■ **THE TASK**: Extract all records. Keep each one exact.

■ **GIVEN RECORDS**:
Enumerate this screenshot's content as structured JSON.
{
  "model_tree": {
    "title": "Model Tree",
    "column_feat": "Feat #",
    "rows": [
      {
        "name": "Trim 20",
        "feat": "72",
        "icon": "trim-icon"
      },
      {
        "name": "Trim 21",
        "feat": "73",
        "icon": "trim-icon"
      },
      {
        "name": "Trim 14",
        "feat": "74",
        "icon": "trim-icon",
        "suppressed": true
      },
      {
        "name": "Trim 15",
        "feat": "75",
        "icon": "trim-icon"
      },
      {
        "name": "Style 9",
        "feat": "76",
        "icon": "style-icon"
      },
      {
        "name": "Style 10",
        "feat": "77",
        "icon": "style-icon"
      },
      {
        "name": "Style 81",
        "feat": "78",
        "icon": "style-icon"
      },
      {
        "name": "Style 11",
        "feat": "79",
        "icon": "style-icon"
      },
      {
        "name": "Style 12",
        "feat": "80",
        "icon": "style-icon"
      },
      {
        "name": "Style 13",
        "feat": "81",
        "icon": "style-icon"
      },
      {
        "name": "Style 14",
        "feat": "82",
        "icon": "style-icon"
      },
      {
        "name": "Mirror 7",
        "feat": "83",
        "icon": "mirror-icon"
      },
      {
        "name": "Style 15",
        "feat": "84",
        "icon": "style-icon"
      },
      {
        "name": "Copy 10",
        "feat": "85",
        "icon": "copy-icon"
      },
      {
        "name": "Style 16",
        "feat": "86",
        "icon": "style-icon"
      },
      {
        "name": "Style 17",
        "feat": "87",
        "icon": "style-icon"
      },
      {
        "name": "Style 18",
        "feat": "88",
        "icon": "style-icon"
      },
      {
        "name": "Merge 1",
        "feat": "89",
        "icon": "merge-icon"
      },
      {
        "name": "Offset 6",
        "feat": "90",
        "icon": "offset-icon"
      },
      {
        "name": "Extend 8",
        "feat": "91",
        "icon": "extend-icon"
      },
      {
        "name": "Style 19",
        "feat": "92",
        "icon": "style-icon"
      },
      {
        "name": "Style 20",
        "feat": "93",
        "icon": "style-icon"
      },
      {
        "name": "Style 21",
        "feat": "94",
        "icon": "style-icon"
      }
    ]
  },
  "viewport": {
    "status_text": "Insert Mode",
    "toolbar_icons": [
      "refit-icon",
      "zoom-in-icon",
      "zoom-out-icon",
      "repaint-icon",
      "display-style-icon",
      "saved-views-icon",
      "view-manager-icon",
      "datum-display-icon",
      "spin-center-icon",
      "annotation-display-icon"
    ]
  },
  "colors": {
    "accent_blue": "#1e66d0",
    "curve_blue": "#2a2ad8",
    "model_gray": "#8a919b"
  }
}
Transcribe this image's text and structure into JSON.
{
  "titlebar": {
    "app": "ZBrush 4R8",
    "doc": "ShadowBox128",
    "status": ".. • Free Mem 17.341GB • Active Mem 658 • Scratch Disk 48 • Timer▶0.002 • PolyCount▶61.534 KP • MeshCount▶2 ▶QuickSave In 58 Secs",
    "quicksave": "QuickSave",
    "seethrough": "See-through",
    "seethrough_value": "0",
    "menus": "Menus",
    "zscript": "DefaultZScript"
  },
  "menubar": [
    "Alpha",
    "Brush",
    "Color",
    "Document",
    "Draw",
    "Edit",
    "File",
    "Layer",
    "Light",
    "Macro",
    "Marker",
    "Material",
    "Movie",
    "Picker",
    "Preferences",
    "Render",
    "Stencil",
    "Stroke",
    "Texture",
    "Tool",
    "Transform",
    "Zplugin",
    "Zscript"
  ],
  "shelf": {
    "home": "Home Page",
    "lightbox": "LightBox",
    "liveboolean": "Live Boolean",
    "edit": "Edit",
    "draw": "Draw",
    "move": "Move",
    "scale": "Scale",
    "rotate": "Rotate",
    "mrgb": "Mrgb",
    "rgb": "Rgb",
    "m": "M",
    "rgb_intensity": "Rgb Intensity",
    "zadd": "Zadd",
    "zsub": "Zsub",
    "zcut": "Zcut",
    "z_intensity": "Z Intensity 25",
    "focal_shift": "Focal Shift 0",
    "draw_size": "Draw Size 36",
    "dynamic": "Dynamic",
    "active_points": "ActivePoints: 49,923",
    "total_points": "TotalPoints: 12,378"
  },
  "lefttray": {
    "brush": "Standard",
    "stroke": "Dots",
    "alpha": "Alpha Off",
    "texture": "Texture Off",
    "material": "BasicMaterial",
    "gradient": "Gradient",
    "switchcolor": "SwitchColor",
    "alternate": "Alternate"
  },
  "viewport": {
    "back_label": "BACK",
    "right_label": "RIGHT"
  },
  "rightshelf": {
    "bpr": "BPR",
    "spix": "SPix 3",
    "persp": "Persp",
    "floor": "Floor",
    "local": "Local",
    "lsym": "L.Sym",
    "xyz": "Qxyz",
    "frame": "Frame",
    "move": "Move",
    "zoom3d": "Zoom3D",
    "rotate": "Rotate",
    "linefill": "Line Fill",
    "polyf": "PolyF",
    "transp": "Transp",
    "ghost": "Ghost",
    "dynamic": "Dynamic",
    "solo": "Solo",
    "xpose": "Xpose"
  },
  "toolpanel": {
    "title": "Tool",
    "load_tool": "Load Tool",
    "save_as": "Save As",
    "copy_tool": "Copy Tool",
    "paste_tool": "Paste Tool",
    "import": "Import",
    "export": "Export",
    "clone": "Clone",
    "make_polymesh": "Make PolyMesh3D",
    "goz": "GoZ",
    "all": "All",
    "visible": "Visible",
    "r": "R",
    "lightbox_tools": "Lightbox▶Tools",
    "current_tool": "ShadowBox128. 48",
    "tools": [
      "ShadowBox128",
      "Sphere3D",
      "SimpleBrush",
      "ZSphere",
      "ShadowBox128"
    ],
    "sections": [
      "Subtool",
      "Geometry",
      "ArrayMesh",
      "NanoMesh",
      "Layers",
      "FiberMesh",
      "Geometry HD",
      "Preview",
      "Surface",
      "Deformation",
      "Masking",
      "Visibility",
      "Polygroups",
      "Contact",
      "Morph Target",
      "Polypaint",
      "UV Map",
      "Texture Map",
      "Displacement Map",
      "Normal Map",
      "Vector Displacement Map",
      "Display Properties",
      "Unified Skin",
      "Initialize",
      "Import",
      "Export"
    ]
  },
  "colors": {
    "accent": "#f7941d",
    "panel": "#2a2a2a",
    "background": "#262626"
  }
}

■ **ANSWER FOR THIS EXERCISE**:
Enumerate this screenshot's content as structured JSON.
{
  "model_tree": {
    "title": "Model Tree",
    "column_feat": "Feat #",
    "rows": [
      {
        "name": "Trim 20",
        "feat": "72",
        "icon": "trim-icon"
      },
      {
        "name": "Trim 21",
        "feat": "73",
        "icon": "trim-icon"
      },
      {
        "name": "Trim 14",
        "feat": "74",
        "icon": "trim-icon",
        "suppressed": true
      },
      {
        "name": "Trim 15",
        "feat": "75",
        "icon": "trim-icon"
      },
      {
        "name": "Style 9",
        "feat": "76",
        "icon": "style-icon"
      },
      {
        "name": "Style 10",
        "feat": "77",
        "icon": "style-icon"
      },
      {
        "name": "Style 81",
        "feat": "78",
        "icon": "style-icon"
      },
      {
        "name": "Style 11",
        "feat": "79",
        "icon": "style-icon"
      },
      {
        "name": "Style 12",
        "feat": "80",
        "icon": "style-icon"
      },
      {
        "name": "Style 13",
        "feat": "81",
        "icon": "style-icon"
      },
      {
        "name": "Style 14",
        "feat": "82",
        "icon": "style-icon"
      },
      {
        "name": "Mirror 7",
        "feat": "83",
        "icon": "mirror-icon"
      },
      {
        "name": "Style 15",
        "feat": "84",
        "icon": "style-icon"
      },
      {
        "name": "Copy 10",
        "feat": "85",
        "icon": "copy-icon"
      },
      {
        "name": "Style 16",
        "feat": "86",
        "icon": "style-icon"
      },
      {
        "name": "Style 17",
        "feat": "87",
        "icon": "style-icon"
      },
      {
        "name": "Style 18",
        "feat": "88",
        "icon": "style-icon"
      },
      {
        "name": "Merge 1",
        "feat": "89",
        "icon": "merge-icon"
      },
      {
        "name": "Offset 6",
        "feat": "90",
        "icon": "offset-icon"
      },
      {
        "name": "Extend 8",
        "feat": "91",
        "icon": "extend-icon"
      },
      {
        "name": "Style 19",
        "feat": "92",
        "icon": "style-icon"
      },
      {
        "name": "Style 20",
        "feat": "93",
        "icon": "style-icon"
      },
      {
        "name": "Style 21",
        "feat": "94",
        "icon": "style-icon"
      }
    ]
  },
  "viewport": {
    "status_text": "Insert Mode",
    "toolbar_icons": [
      "refit-icon",
      "zoom-in-icon",
      "zoom-out-icon",
      "repaint-icon",
      "display-style-icon",
      "saved-views-icon",
      "view-manager-icon",
      "datum-display-icon",
      "spin-center-icon",
      "annotation-display-icon"
    ]
  },
  "colors": {
    "accent_blue": "#1e66d0",
    "curve_blue": "#2a2ad8",
    "model_gray": "#8a919b"
  }
}
Transcribe this image's text and structure into JSON.
{
  "titlebar": {
    "app": "ZBrush 4R8",
    "doc": "ShadowBox128",
    "status": ".. • Free Mem 17.341GB • Active Mem 658 • Scratch Disk 48 • Timer▶0.002 • PolyCount▶61.534 KP • MeshCount▶2 ▶QuickSave In 58 Secs",
    "quicksave": "QuickSave",
    "seethrough": "See-through",
    "seethrough_value": "0",
    "menus": "Menus",
    "zscript": "DefaultZScript"
  },
  "menubar": [
    "Alpha",
    "Brush",
    "Color",
    "Document",
    "Draw",
    "Edit",
    "File",
    "Layer",
    "Light",
    "Macro",
    "Marker",
    "Material",
    "Movie",
    "Picker",
    "Preferences",
    "Render",
    "Stencil",
    "Stroke",
    "Texture",
    "Tool",
    "Transform",
    "Zplugin",
    "Zscript"
  ],
  "shelf": {
    "home": "Home Page",
    "lightbox": "LightBox",
    "liveboolean": "Live Boolean",
    "edit": "Edit",
    "draw": "Draw",
    "move": "Move",
    "scale": "Scale",
    "rotate": "Rotate",
    "mrgb": "Mrgb",
    "rgb": "Rgb",
    "m": "M",
    "rgb_intensity": "Rgb Intensity",
    "zadd": "Zadd",
    "zsub": "Zsub",
    "zcut": "Zcut",
    "z_intensity": "Z Intensity 25",
    "focal_shift": "Focal Shift 0",
    "draw_size": "Draw Size 36",
    "dynamic": "Dynamic",
    "active_points": "ActivePoints: 49,923",
    "total_points": "TotalPoints: 12,378"
  },
  "lefttray": {
    "brush": "Standard",
    "stroke": "Dots",
    "alpha": "Alpha Off",
    "texture": "Texture Off",
    "material": "BasicMaterial",
    "gradient": "Gradient",
    "switchcolor": "SwitchColor",
    "alternate": "Alternate"
  },
  "viewport": {
    "back_label": "BACK",
    "right_label": "RIGHT"
  },
  "rightshelf": {
    "bpr": "BPR",
    "spix": "SPix 3",
    "persp": "Persp",
    "floor": "Floor",
    "local": "Local",
    "lsym": "L.Sym",
    "xyz": "Qxyz",
    "frame": "Frame",
    "move": "Move",
    "zoom3d": "Zoom3D",
    "rotate": "Rotate",
    "linefill": "Line Fill",
    "polyf": "PolyF",
    "transp": "Transp",
    "ghost": "Ghost",
    "dynamic": "Dynamic",
    "solo": "Solo",
    "xpose": "Xpose"
  },
  "toolpanel": {
    "title": "Tool",
    "load_tool": "Load Tool",
    "save_as": "Save As",
    "copy_tool": "Copy Tool",
    "paste_tool": "Paste Tool",
    "import": "Import",
    "export": "Export",
    "clone": "Clone",
    "make_polymesh": "Make PolyMesh3D",
    "goz": "GoZ",
    "all": "All",
    "visible": "Visible",
    "r": "R",
    "lightbox_tools": "Lightbox▶Tools",
    "current_tool": "ShadowBox128. 48",
    "tools": [
      "ShadowBox128",
      "Sphere3D",
      "SimpleBrush",
      "ZSphere",
      "ShadowBox128"
    ],
    "sections": [
      "Subtool",
      "Geometry",
      "ArrayMesh",
      "NanoMesh",
      "Layers",
      "FiberMesh",
      "Geometry HD",
      "Preview",
      "Surface",
      "Deformation",
      "Masking",
      "Visibility",
      "Polygroups",
      "Contact",
      "Morph Target",
      "Polypaint",
      "UV Map",
      "Texture Map",
      "Displacement Map",
      "Normal Map",
      "Vector Displacement Map",
      "Display Properties",
      "Unified Skin",
      "Initialize",
      "Import",
      "Export"
    ]
  },
  "colors": {
    "accent": "#f7941d",
    "panel": "#2a2a2a",
    "background": "#262626"
  }
}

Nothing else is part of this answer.